_Task directions_
Give the data below again exactly as it stands. Omit the pictures.

## START

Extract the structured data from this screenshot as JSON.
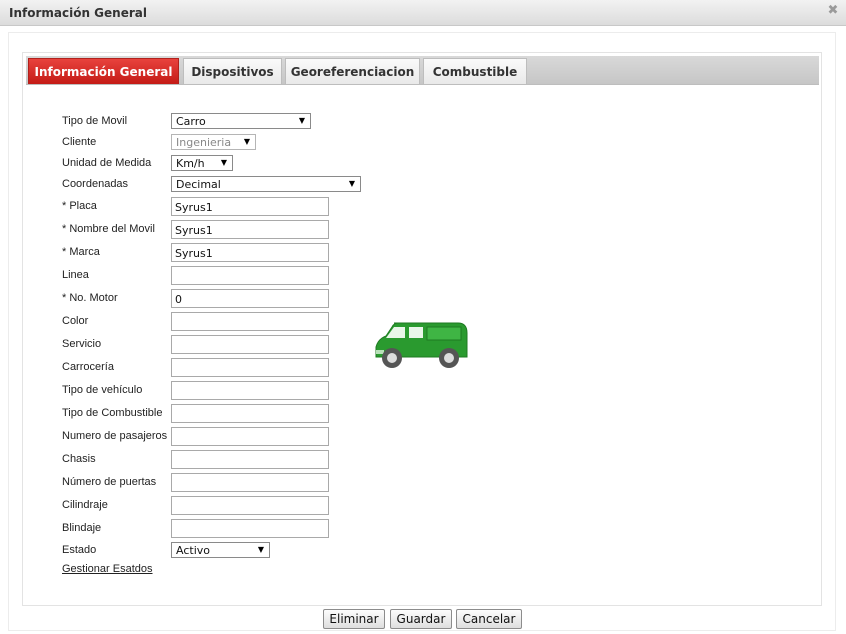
{
  "window": {
    "title": "Información General",
    "close_symbol": "✖"
  },
  "tabs": [
    {
      "label": "Información General",
      "active": true
    },
    {
      "label": "Dispositivos",
      "active": false
    },
    {
      "label": "Georeferenciacion",
      "active": false
    },
    {
      "label": "Combustible",
      "active": false
    }
  ],
  "form": {
    "tipo_movil": {
      "label": "Tipo de Movil",
      "value": "Carro"
    },
    "cliente": {
      "label": "Cliente",
      "value": "Ingenieria",
      "disabled": true
    },
    "unidad_medida": {
      "label": "Unidad de Medida",
      "value": "Km/h"
    },
    "coordenadas": {
      "label": "Coordenadas",
      "value": "Decimal"
    },
    "placa": {
      "label": "* Placa",
      "value": "Syrus1"
    },
    "nombre_movil": {
      "label": "* Nombre del Movil",
      "value": "Syrus1"
    },
    "marca": {
      "label": "* Marca",
      "value": "Syrus1"
    },
    "linea": {
      "label": "Linea",
      "value": ""
    },
    "no_motor": {
      "label": "* No. Motor",
      "value": "0"
    },
    "color": {
      "label": "Color",
      "value": ""
    },
    "servicio": {
      "label": "Servicio",
      "value": ""
    },
    "carroceria": {
      "label": "Carrocería",
      "value": ""
    },
    "tipo_vehiculo": {
      "label": "Tipo de vehículo",
      "value": ""
    },
    "tipo_combustible": {
      "label": "Tipo de Combustible",
      "value": ""
    },
    "numero_pasajeros": {
      "label": "Numero de pasajeros",
      "value": ""
    },
    "chasis": {
      "label": "Chasis",
      "value": ""
    },
    "numero_puertas": {
      "label": "Número de puertas",
      "value": ""
    },
    "cilindraje": {
      "label": "Cilindraje",
      "value": ""
    },
    "blindaje": {
      "label": "Blindaje",
      "value": ""
    },
    "estado": {
      "label": "Estado",
      "value": "Activo"
    },
    "gestionar_link": "Gestionar Esatdos"
  },
  "icons": {
    "vehicle": "green-van-icon",
    "dropdown": "dropdown-arrow-icon"
  },
  "colors": {
    "active_tab": "#d42520",
    "van": "#2a9a2f",
    "title_bar": "#e6e6e6"
  },
  "buttons": {
    "eliminar": "Eliminar",
    "guardar": "Guardar",
    "cancelar": "Cancelar"
  }
}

## END

_Response below_
Extract the structured data from this screenshot as JSON.
{
  "window": {
    "title": "Información General",
    "close_symbol": "✖"
  },
  "tabs": [
    {
      "label": "Información General",
      "active": true
    },
    {
      "label": "Dispositivos",
      "active": false
    },
    {
      "label": "Georeferenciacion",
      "active": false
    },
    {
      "label": "Combustible",
      "active": false
    }
  ],
  "form": {
    "tipo_movil": {
      "label": "Tipo de Movil",
      "value": "Carro"
    },
    "cliente": {
      "label": "Cliente",
      "value": "Ingenieria",
      "disabled": true
    },
    "unidad_medida": {
      "label": "Unidad de Medida",
      "value": "Km/h"
    },
    "coordenadas": {
      "label": "Coordenadas",
      "value": "Decimal"
    },
    "placa": {
      "label": "* Placa",
      "value": "Syrus1"
    },
    "nombre_movil": {
      "label": "* Nombre del Movil",
      "value": "Syrus1"
    },
    "marca": {
      "label": "* Marca",
      "value": "Syrus1"
    },
    "linea": {
      "label": "Linea",
      "value": ""
    },
    "no_motor": {
      "label": "* No. Motor",
      "value": "0"
    },
    "color": {
      "label": "Color",
      "value": ""
    },
    "servicio": {
      "label": "Servicio",
      "value": ""
    },
    "carroceria": {
      "label": "Carrocería",
      "value": ""
    },
    "tipo_vehiculo": {
      "label": "Tipo de vehículo",
      "value": ""
    },
    "tipo_combustible": {
      "label": "Tipo de Combustible",
      "value": ""
    },
    "numero_pasajeros": {
      "label": "Numero de pasajeros",
      "value": ""
    },
    "chasis": {
      "label": "Chasis",
      "value": ""
    },
    "numero_puertas": {
      "label": "Número de puertas",
      "value": ""
    },
    "cilindraje": {
      "label": "Cilindraje",
      "value": ""
    },
    "blindaje": {
      "label": "Blindaje",
      "value": ""
    },
    "estado": {
      "label": "Estado",
      "value": "Activo"
    },
    "gestionar_link": "Gestionar Esatdos"
  },
  "icons": {
    "vehicle": "green-van-icon",
    "dropdown": "dropdown-arrow-icon"
  },
  "colors": {
    "active_tab": "#d42520",
    "van": "#2a9a2f",
    "title_bar": "#e6e6e6"
  },
  "buttons": {
    "eliminar": "Eliminar",
    "guardar": "Guardar",
    "cancelar": "Cancelar"
  }
}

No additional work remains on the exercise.